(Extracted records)
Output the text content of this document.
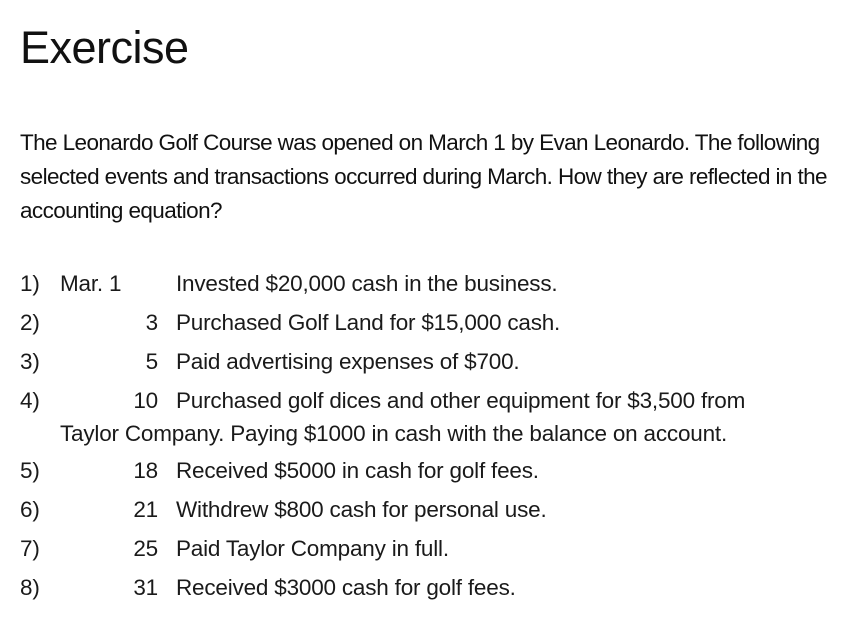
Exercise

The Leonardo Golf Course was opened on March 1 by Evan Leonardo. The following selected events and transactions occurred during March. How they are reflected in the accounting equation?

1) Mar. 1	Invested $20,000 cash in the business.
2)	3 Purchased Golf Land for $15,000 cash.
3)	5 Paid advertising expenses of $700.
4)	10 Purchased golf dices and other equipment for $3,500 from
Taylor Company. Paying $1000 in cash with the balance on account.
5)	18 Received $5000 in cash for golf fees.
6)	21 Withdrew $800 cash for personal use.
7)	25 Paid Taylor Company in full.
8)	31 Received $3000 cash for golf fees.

--

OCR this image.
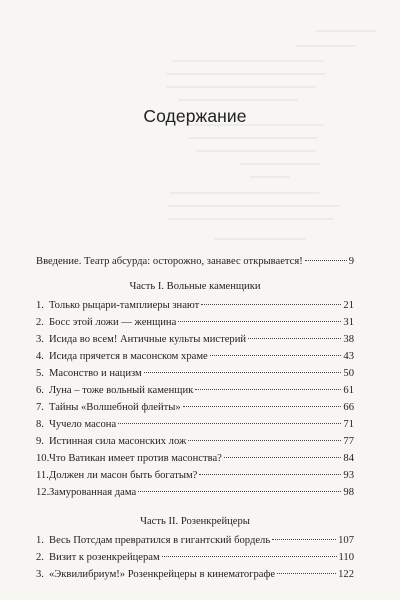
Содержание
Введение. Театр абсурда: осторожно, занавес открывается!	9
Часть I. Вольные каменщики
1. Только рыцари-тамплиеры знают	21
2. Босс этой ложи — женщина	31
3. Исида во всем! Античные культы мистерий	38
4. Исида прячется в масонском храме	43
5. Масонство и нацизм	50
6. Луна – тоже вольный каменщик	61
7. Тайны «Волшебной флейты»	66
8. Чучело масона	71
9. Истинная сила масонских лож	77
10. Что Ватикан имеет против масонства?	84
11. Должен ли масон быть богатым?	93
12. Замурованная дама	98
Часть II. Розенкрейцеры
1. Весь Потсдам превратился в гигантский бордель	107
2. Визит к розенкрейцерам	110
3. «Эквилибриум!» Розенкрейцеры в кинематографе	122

• SET PROBLEM: Lines containing the string "this" are to be selected and copied.

• EXPECTED ANSWER:
Output the text content of this document.
OCR this image.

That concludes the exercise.